WHAT THIS TASK INVOLVES :: Keep every line where the word "controls" appears; drop the rest.

===== DATA FOR PROCESSING

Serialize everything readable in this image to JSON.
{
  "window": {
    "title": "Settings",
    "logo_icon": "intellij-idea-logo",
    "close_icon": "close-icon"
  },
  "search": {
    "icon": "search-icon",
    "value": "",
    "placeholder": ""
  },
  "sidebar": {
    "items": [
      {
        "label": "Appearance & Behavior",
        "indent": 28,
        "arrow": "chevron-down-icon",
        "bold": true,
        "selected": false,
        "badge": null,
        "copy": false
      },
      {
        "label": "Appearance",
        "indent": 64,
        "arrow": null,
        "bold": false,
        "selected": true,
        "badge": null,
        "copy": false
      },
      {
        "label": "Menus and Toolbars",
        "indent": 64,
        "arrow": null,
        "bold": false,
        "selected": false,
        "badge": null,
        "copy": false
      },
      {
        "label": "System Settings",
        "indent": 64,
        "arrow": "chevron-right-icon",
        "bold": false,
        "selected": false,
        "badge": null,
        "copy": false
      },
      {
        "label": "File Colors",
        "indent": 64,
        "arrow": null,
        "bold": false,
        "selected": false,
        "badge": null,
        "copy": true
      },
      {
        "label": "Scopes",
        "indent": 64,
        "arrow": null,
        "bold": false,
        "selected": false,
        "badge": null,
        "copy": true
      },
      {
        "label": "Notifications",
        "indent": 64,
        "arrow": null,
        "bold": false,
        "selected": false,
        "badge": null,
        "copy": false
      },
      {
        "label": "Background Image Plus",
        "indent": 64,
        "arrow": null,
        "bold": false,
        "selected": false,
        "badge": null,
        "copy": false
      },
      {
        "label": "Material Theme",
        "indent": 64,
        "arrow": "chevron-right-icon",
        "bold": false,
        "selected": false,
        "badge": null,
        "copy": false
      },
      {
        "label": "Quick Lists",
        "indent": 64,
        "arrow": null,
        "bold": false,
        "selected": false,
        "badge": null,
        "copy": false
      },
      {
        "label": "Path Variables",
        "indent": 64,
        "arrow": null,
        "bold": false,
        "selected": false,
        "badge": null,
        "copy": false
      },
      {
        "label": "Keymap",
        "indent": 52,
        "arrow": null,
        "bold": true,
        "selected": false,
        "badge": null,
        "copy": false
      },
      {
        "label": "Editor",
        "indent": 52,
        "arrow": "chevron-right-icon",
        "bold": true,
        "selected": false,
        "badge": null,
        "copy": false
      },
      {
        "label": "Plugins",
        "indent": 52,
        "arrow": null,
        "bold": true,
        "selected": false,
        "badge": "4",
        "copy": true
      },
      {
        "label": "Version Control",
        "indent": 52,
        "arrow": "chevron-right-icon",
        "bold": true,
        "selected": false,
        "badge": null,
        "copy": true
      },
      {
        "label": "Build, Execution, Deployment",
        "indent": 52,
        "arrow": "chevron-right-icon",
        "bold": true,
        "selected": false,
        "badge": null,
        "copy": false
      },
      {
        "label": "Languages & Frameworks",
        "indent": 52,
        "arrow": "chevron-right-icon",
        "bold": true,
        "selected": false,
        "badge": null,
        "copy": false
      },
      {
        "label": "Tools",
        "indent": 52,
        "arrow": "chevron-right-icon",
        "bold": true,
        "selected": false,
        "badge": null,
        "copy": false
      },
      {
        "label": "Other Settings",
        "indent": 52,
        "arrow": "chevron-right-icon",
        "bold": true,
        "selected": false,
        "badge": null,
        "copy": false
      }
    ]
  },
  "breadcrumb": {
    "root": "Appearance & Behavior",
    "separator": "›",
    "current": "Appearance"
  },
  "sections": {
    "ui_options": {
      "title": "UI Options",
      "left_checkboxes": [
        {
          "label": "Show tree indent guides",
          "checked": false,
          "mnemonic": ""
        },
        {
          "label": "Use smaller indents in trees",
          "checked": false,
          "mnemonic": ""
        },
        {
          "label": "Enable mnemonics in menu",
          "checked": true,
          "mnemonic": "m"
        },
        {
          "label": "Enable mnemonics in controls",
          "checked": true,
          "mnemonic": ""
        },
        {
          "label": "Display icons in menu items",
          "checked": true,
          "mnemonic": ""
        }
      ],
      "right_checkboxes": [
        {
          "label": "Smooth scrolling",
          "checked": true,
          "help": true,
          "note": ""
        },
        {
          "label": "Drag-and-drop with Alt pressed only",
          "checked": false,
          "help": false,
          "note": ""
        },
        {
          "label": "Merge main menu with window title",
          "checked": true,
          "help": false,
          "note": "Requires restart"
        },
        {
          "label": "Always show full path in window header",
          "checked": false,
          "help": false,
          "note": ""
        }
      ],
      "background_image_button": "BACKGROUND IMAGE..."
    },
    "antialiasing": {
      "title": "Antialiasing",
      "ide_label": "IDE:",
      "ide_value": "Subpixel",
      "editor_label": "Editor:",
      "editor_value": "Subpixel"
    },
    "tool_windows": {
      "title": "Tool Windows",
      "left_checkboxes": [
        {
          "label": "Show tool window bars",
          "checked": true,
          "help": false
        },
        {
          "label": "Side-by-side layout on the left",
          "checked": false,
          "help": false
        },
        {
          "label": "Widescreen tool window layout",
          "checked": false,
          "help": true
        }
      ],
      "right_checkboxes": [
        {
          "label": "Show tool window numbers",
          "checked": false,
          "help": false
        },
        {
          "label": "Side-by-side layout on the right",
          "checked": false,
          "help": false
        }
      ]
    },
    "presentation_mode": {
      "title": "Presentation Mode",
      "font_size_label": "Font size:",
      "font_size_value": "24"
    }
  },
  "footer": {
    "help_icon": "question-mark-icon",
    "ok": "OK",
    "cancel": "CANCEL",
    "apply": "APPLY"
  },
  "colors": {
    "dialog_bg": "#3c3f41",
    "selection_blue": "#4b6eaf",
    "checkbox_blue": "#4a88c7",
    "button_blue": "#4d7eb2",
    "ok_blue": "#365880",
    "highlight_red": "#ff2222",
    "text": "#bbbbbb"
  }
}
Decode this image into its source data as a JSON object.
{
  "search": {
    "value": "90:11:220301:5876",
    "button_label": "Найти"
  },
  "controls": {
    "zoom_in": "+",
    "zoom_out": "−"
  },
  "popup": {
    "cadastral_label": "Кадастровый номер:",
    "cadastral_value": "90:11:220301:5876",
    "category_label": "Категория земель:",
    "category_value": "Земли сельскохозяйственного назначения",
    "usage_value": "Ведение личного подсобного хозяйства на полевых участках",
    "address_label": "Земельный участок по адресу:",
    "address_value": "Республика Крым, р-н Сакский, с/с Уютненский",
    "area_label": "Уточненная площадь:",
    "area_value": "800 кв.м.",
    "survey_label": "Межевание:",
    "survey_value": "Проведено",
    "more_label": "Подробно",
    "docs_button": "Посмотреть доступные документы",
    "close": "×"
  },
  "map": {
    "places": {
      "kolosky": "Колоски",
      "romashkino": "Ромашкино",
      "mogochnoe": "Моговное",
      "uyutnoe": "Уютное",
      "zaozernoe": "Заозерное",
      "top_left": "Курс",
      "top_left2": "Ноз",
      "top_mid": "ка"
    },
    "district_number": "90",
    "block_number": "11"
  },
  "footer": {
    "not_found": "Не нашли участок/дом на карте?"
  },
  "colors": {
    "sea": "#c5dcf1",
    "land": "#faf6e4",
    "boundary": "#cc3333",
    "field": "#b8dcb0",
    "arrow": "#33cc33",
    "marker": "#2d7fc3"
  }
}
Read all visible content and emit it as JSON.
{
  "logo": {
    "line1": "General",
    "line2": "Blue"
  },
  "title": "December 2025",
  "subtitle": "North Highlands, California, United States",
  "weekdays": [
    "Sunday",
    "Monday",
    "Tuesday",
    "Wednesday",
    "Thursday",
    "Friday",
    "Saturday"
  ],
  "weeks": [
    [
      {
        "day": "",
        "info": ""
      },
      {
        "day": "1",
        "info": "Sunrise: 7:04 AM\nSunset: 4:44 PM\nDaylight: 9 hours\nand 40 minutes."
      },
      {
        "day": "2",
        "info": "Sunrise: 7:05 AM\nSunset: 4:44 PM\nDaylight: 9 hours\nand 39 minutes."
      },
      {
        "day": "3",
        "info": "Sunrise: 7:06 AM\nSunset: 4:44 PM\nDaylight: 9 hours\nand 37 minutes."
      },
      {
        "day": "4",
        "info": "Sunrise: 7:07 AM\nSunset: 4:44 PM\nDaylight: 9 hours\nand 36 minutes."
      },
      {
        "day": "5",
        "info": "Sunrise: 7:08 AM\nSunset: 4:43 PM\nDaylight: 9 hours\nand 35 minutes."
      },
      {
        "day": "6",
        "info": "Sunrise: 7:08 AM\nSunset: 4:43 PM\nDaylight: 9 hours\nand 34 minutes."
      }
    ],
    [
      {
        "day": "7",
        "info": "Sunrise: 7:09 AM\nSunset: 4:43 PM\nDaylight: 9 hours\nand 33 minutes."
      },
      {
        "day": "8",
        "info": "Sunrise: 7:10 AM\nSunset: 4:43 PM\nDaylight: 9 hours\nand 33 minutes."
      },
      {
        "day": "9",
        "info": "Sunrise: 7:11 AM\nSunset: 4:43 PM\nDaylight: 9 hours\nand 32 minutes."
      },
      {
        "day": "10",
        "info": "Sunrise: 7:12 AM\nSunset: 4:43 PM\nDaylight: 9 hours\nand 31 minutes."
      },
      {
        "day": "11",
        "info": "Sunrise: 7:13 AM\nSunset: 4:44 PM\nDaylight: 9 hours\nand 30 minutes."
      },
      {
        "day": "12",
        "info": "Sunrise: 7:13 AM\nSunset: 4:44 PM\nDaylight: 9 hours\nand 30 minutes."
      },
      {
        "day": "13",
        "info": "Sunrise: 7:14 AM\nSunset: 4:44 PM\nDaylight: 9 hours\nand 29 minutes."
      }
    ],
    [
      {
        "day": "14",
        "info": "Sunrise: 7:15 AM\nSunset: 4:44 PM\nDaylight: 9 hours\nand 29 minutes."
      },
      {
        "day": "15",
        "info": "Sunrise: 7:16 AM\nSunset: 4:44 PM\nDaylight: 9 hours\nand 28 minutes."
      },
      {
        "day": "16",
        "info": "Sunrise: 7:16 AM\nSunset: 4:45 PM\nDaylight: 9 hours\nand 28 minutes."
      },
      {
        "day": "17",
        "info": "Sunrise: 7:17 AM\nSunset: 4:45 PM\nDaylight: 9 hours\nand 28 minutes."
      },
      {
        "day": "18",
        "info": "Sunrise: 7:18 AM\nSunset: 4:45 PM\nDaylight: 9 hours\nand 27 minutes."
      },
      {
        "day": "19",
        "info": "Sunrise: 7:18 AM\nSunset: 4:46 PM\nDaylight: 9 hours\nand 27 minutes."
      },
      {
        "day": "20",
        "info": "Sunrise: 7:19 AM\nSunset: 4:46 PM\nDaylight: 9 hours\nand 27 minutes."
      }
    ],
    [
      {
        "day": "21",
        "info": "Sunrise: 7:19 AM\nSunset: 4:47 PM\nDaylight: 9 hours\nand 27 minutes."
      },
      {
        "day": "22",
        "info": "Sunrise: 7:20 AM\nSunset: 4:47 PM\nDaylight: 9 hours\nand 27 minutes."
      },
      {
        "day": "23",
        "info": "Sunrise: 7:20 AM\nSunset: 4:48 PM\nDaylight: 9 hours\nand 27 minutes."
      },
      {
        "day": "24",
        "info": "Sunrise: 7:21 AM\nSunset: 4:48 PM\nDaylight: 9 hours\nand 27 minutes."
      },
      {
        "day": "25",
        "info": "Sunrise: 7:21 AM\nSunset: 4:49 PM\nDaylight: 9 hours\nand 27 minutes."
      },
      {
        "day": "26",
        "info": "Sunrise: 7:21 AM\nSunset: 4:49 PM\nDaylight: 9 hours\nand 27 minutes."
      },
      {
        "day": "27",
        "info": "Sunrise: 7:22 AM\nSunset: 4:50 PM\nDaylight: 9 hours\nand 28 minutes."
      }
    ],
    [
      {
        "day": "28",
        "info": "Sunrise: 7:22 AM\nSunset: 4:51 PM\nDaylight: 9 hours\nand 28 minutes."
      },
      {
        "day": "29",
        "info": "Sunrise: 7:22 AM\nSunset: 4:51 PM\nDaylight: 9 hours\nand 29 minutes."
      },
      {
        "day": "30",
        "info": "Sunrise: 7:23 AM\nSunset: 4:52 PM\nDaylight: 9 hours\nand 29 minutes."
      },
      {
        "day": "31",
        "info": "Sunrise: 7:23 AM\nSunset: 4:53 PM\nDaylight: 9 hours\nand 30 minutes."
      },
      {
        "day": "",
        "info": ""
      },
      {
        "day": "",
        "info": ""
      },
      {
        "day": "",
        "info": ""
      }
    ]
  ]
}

==========

SOLUTION ::
          "label": "Enable mnemonics in controls",
  "controls": {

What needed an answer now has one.